Prompt =>
Find every line in the records below that holds the word "PREPARED", and copy each one.
=-=-=
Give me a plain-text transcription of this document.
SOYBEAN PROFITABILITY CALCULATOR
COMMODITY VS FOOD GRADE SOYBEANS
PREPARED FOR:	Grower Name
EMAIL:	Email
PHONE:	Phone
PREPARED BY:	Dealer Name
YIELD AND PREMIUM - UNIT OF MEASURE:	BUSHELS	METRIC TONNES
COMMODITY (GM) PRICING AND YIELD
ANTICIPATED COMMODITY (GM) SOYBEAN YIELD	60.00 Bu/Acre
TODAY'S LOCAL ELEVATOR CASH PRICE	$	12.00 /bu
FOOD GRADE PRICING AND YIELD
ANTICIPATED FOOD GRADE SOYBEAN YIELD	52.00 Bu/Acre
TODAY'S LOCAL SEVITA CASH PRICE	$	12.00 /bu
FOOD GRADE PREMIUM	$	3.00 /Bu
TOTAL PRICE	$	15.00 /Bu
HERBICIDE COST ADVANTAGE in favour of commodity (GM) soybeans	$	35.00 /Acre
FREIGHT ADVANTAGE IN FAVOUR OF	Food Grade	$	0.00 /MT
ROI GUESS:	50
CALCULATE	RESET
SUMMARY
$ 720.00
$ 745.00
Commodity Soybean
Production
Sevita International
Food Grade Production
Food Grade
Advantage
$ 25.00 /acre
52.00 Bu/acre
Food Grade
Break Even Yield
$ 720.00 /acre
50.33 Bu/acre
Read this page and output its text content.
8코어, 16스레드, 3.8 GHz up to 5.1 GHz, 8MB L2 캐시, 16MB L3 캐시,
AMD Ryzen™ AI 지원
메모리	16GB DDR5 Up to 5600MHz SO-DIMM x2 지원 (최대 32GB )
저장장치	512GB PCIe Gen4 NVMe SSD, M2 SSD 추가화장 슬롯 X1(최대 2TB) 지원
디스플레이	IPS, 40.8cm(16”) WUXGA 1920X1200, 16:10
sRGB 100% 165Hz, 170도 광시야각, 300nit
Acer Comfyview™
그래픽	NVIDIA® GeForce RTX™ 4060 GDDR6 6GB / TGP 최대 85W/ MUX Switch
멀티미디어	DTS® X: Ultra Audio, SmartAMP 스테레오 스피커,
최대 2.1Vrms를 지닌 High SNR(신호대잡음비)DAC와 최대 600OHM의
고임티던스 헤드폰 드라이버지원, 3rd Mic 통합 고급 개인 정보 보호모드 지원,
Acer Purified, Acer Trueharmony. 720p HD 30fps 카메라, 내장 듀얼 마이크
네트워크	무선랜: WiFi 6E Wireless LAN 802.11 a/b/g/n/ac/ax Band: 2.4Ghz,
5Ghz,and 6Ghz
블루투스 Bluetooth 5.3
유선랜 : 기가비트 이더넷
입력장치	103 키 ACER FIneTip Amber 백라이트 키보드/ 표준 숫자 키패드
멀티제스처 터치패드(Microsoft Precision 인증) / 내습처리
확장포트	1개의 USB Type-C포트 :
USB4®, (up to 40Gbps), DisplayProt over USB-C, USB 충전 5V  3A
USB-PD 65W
=-=-=
Exercise response =>
PREPARED FOR:	Grower Name
PREPARED BY:	Dealer Name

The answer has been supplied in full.